[Opening THE INPUT section]

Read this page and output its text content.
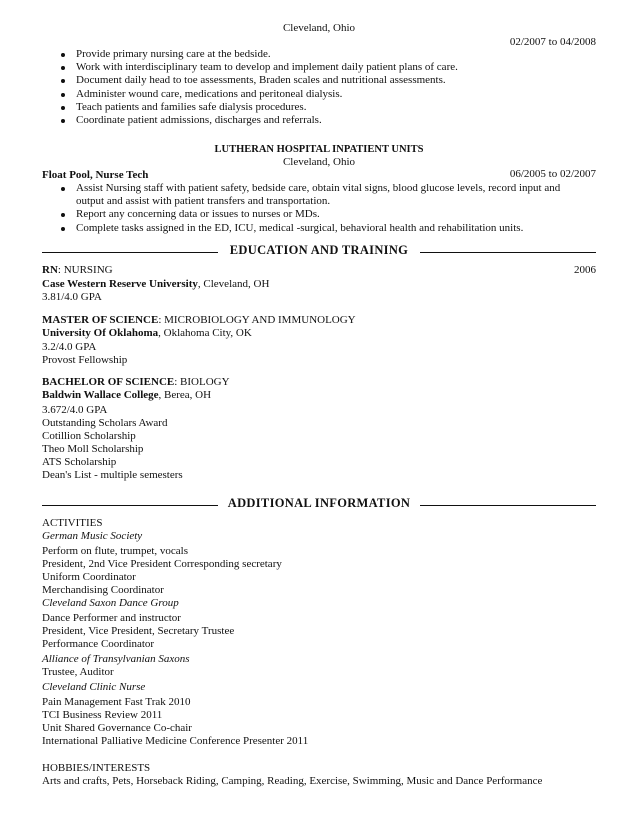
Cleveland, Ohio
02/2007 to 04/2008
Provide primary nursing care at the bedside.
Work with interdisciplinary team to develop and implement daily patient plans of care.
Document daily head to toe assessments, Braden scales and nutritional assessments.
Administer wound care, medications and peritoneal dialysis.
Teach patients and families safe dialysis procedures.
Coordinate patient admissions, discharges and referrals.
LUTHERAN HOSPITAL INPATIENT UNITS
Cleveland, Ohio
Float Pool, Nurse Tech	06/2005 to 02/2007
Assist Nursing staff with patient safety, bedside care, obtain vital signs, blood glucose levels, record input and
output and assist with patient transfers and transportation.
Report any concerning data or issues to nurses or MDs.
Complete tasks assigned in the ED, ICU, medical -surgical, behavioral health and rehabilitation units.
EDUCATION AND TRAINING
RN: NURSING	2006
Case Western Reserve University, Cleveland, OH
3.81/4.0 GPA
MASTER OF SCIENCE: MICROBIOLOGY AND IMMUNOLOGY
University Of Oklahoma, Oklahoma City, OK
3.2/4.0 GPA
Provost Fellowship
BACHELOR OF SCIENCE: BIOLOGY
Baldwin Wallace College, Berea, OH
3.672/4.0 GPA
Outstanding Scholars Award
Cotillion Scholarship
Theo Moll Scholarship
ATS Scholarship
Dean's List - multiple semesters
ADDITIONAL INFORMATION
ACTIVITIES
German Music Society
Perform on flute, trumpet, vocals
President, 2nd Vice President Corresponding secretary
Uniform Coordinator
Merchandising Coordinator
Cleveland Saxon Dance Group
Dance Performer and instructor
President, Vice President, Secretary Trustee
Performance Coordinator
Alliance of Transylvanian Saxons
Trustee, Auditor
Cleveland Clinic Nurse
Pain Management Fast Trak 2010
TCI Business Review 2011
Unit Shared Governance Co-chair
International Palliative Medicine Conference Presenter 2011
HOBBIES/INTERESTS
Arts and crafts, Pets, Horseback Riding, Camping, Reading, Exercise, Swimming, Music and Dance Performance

[Closing THE INPUT section]
[Opening THE INPUT section]

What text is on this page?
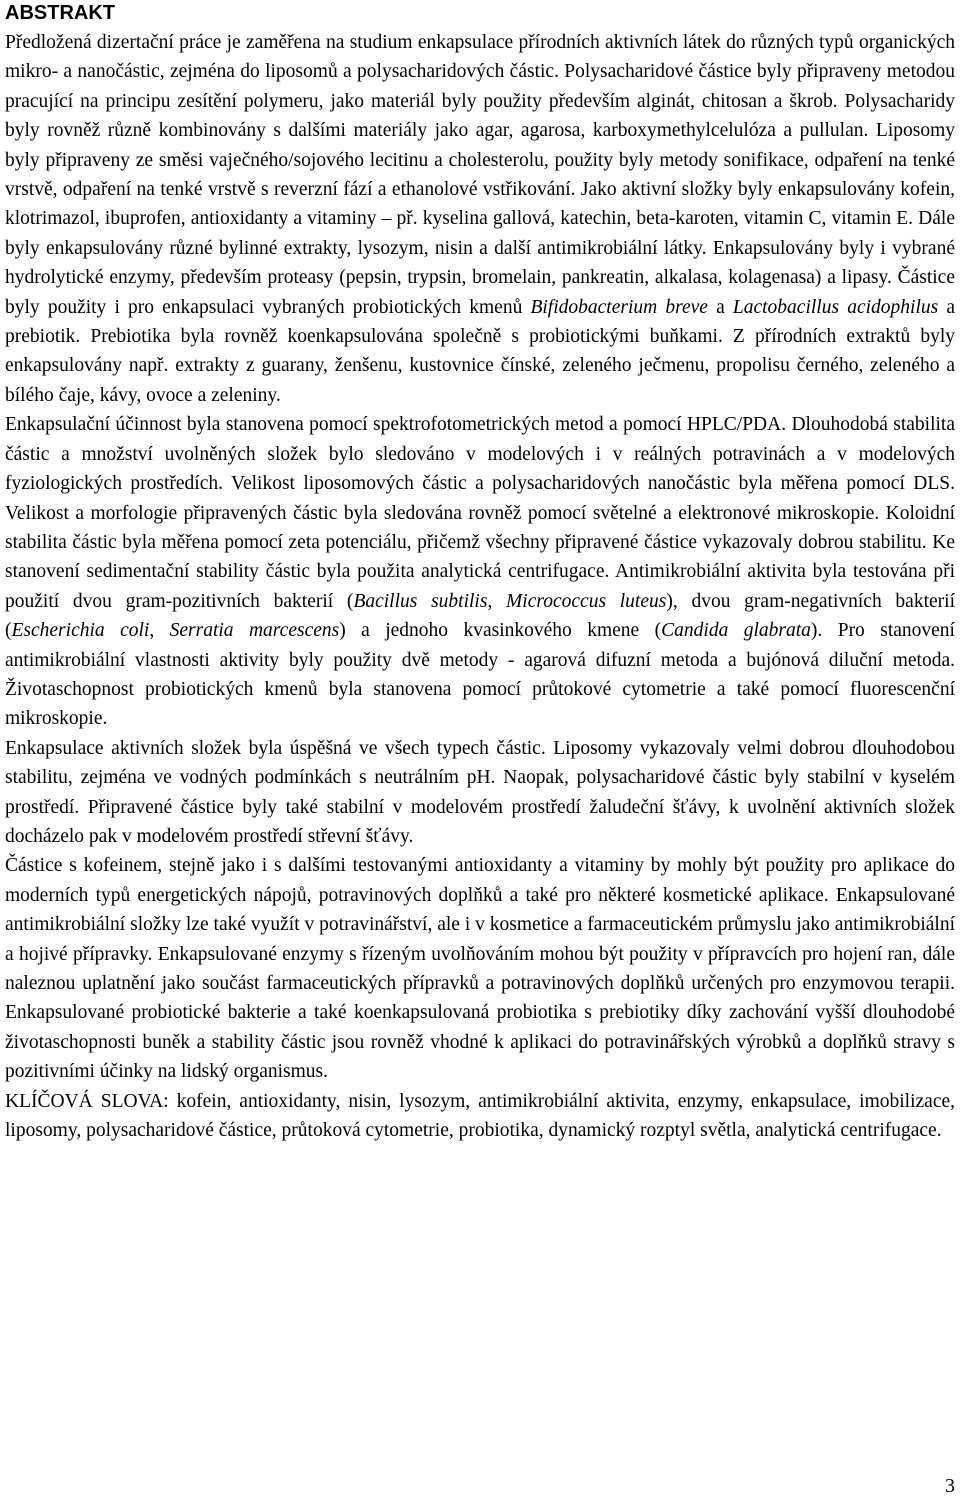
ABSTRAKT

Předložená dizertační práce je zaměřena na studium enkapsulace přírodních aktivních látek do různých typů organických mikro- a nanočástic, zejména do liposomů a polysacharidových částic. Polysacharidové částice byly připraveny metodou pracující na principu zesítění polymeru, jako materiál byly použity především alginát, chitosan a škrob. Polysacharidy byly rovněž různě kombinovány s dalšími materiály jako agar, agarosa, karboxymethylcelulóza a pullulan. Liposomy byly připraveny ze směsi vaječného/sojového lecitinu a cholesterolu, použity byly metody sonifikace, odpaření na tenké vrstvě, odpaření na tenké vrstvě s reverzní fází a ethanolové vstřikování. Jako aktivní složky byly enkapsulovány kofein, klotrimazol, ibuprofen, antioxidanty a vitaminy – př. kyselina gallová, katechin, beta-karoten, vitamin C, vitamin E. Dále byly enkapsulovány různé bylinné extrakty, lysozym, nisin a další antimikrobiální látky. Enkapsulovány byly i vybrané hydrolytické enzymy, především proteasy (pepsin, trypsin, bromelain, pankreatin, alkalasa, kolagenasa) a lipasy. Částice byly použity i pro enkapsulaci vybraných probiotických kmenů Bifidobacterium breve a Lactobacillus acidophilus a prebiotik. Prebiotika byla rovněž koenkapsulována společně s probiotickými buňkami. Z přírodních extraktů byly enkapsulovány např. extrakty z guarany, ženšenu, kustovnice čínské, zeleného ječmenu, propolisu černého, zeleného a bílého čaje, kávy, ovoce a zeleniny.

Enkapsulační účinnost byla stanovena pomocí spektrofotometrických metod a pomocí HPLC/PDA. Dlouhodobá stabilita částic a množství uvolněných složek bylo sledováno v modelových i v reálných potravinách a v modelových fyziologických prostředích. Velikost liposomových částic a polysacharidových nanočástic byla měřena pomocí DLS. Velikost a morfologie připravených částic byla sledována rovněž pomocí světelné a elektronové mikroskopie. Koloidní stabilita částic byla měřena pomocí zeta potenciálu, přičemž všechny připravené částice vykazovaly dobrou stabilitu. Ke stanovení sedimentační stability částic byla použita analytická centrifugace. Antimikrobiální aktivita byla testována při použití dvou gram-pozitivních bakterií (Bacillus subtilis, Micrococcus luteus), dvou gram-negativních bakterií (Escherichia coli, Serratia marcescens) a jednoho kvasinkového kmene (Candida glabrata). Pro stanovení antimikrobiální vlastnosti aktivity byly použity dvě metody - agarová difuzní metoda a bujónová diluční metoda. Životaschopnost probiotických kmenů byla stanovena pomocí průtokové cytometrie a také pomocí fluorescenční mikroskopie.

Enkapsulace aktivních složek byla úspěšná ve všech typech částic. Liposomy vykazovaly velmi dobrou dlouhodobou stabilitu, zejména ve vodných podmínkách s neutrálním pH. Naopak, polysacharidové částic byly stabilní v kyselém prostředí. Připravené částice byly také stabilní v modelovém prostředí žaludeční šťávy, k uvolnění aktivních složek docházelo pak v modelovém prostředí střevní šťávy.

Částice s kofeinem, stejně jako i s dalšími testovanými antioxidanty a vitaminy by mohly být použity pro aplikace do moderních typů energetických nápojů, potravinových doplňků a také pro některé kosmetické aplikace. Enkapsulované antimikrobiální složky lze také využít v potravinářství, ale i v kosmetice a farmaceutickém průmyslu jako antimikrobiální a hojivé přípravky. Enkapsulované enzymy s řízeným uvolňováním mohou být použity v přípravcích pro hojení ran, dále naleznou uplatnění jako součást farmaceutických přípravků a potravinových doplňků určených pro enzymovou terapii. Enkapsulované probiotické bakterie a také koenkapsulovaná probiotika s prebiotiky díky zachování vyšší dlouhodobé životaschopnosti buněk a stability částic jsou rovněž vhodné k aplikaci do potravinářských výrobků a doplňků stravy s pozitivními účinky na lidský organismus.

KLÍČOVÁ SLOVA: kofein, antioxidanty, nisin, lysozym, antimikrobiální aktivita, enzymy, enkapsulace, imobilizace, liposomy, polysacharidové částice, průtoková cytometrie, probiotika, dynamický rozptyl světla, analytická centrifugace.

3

[Closing THE INPUT section]

_TASK TO CARRY OUT_
What lines of the material above hold the string "care"? Please copy them.

_EXPECTED ANSWER_
Provide primary nursing care at the bedside.
Work with interdisciplinary team to develop and implement daily patient plans of care.
Administer wound care, medications and peritoneal dialysis.
Assist Nursing staff with patient safety, bedside care, obtain vital signs, blood glucose levels, record input and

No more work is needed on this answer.